▶ _YOUR INSTRUCTIONS_
Reproduce all lines of the listing below in which the word "VISJA" occurs.

▶ _MATERIAL SHOWN_
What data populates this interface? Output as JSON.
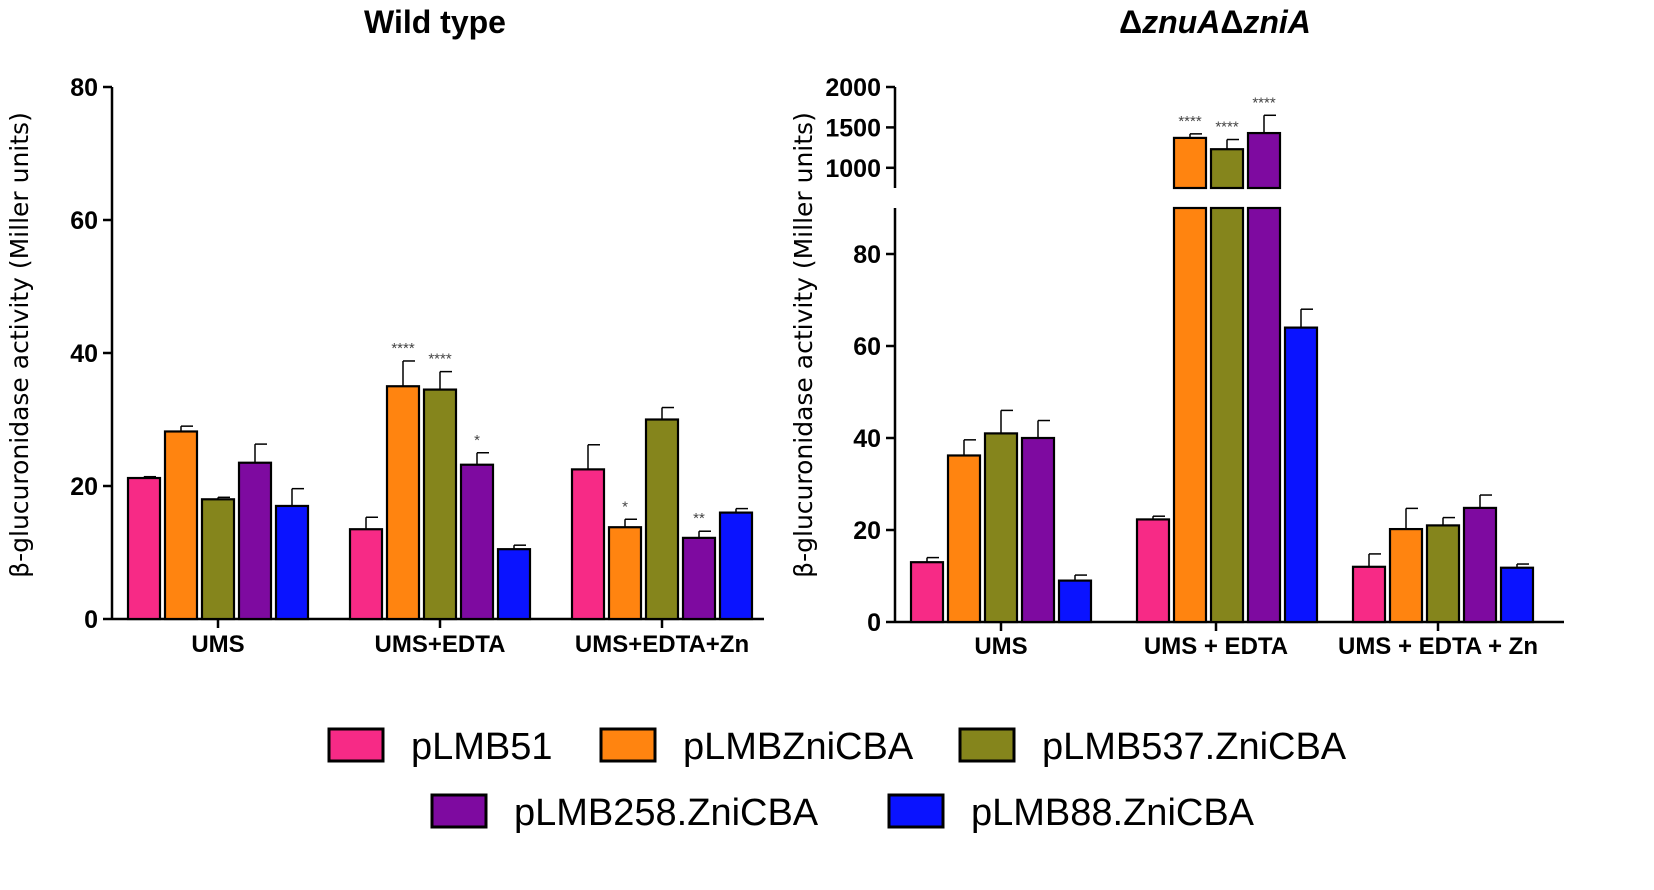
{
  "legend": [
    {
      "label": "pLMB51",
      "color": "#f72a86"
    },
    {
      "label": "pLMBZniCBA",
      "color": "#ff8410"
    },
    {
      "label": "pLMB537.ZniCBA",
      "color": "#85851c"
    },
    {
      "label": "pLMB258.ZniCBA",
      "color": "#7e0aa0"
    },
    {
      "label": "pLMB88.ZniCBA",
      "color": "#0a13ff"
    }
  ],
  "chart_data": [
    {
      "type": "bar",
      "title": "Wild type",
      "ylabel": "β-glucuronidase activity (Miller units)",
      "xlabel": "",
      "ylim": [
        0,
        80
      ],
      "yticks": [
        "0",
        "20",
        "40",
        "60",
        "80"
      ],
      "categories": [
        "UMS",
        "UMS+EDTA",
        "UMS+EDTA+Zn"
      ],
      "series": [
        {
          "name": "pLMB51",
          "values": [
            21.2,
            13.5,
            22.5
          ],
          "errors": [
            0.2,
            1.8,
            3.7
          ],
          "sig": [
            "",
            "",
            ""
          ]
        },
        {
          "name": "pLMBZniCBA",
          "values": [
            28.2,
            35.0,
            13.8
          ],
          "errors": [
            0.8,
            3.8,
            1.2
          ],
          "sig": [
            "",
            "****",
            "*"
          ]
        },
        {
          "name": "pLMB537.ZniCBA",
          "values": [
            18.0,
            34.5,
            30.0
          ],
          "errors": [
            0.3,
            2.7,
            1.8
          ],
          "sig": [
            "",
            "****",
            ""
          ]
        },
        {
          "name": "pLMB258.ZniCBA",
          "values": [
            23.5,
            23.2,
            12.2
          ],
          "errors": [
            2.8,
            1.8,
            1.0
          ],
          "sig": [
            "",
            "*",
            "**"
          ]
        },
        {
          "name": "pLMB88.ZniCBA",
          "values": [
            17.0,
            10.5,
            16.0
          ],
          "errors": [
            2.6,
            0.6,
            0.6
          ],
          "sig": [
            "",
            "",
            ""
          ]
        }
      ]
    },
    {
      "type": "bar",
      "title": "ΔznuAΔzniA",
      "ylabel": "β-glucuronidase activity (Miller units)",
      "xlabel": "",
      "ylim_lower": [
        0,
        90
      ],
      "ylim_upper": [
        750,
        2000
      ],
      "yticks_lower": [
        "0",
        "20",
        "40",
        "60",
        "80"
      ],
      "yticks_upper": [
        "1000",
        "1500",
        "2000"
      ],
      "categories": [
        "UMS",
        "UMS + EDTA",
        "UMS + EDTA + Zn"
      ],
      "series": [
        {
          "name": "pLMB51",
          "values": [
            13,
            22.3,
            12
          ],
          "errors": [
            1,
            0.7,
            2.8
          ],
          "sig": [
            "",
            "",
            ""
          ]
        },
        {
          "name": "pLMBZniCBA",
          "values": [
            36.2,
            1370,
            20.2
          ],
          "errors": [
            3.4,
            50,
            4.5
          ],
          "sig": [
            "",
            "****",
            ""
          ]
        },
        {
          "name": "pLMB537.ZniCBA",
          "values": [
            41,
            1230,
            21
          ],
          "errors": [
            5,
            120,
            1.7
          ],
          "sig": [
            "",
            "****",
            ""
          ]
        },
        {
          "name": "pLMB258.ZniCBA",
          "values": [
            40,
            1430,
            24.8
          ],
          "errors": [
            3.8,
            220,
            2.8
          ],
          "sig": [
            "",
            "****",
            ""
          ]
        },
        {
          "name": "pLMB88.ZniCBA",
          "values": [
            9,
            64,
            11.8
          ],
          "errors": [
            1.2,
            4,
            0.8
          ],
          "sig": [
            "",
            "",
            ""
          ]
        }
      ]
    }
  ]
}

* * *

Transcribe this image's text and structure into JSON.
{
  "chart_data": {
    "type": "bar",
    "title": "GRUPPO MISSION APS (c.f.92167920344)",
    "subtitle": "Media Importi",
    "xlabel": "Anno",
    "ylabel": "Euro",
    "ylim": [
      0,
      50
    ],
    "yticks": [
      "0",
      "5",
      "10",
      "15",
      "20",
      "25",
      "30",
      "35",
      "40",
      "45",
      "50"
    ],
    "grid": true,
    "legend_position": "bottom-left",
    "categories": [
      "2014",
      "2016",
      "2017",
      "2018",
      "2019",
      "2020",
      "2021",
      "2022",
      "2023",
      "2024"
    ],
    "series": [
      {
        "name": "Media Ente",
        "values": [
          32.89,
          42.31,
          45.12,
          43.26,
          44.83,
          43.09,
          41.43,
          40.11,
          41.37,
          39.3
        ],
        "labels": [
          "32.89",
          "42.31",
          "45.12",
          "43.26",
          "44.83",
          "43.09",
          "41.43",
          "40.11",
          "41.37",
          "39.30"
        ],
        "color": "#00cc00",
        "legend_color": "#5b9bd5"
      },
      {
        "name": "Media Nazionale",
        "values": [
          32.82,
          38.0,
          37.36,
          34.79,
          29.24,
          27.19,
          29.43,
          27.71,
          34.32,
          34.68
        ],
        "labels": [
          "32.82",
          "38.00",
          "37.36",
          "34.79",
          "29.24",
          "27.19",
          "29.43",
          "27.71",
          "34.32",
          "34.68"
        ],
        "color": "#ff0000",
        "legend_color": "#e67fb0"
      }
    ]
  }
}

---

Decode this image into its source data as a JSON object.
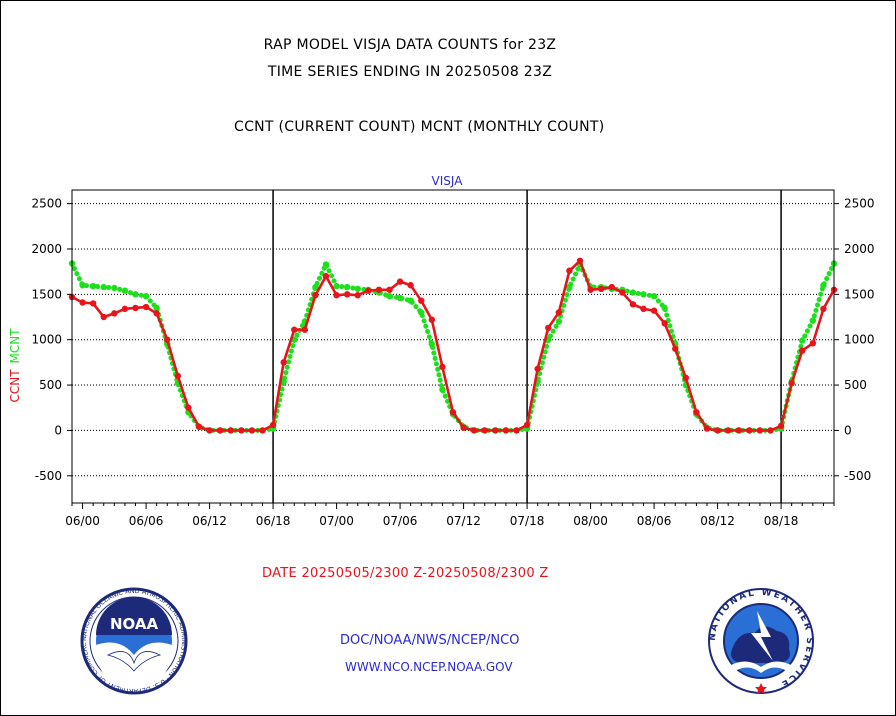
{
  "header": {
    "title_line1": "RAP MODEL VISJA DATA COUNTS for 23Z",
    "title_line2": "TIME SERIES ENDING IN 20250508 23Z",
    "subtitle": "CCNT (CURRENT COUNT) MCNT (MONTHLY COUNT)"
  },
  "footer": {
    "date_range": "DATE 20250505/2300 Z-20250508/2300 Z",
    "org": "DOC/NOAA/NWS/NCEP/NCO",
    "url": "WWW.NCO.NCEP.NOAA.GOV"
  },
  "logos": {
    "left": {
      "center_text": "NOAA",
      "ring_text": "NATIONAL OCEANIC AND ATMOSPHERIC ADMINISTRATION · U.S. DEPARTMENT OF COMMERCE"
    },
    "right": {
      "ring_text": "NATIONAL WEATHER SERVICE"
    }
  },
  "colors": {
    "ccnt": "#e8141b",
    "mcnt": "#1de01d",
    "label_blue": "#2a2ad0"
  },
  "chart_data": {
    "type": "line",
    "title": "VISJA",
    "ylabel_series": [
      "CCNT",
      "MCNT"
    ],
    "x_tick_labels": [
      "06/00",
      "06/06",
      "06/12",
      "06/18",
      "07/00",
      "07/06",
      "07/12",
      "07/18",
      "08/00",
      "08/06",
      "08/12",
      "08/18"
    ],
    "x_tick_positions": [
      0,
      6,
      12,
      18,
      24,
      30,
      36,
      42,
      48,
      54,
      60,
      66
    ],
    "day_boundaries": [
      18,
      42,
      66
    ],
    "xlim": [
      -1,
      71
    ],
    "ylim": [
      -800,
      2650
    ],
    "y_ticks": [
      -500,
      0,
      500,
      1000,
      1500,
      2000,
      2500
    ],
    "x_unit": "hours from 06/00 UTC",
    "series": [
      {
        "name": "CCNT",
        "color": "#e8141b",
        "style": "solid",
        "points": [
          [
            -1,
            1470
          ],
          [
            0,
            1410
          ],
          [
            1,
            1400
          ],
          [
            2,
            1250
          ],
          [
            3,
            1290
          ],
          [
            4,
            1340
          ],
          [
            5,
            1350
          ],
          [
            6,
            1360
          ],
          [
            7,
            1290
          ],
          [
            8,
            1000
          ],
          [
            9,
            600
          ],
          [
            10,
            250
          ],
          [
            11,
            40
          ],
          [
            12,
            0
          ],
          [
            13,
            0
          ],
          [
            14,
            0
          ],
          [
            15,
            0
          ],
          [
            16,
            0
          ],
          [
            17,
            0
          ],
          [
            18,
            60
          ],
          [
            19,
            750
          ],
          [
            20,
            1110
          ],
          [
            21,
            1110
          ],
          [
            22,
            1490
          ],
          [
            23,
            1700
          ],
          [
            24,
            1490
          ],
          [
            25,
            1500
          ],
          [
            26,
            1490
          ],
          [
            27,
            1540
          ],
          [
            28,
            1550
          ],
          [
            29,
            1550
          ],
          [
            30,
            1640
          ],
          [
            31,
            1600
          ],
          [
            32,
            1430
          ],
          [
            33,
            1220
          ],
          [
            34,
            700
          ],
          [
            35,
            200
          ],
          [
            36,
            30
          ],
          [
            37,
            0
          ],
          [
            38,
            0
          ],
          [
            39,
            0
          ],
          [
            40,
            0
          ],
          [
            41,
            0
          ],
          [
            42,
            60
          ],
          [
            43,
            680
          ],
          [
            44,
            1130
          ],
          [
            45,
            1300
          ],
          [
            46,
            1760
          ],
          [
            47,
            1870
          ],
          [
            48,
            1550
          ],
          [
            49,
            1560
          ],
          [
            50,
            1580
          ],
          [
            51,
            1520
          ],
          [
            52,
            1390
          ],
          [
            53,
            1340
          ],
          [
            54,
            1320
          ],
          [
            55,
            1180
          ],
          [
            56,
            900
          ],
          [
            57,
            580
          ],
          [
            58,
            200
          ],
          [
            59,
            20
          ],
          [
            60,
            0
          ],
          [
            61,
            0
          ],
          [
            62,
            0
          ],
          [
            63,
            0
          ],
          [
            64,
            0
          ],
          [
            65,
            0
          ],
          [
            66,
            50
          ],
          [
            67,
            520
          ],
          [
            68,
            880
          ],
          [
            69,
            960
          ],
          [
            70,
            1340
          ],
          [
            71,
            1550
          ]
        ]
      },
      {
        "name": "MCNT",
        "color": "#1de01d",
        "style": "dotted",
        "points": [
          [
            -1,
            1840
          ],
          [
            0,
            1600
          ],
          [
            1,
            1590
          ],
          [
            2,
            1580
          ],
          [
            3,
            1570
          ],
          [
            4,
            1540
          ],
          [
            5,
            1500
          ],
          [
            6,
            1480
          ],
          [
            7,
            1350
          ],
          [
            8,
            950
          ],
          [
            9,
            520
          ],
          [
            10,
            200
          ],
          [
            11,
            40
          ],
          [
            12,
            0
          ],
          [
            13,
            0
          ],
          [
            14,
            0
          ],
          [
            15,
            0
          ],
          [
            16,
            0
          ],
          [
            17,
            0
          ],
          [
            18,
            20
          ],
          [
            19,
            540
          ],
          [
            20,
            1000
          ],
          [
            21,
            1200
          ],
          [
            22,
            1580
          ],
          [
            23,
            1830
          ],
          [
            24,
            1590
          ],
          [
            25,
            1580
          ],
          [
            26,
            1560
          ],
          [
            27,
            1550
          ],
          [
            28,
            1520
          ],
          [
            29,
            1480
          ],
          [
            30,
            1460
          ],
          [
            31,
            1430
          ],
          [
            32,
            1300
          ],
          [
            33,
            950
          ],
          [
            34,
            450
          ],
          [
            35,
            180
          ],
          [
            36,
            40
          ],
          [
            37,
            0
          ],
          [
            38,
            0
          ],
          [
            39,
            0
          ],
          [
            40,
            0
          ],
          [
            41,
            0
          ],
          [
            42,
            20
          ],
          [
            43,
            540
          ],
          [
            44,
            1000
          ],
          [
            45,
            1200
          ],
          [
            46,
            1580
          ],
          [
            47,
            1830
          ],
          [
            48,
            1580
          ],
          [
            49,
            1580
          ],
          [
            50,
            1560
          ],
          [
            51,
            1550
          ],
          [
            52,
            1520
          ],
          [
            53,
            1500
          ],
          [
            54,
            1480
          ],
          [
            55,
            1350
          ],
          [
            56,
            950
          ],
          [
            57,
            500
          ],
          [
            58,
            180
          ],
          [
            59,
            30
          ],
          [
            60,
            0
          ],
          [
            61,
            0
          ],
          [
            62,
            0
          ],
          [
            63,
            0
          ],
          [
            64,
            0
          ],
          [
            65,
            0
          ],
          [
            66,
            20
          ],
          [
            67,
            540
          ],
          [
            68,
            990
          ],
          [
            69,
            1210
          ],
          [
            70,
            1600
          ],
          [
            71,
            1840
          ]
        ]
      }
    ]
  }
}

▶ _WRITTEN RESPONSE_
    "title_line1": "RAP MODEL VISJA DATA COUNTS for 23Z",
    "title": "VISJA",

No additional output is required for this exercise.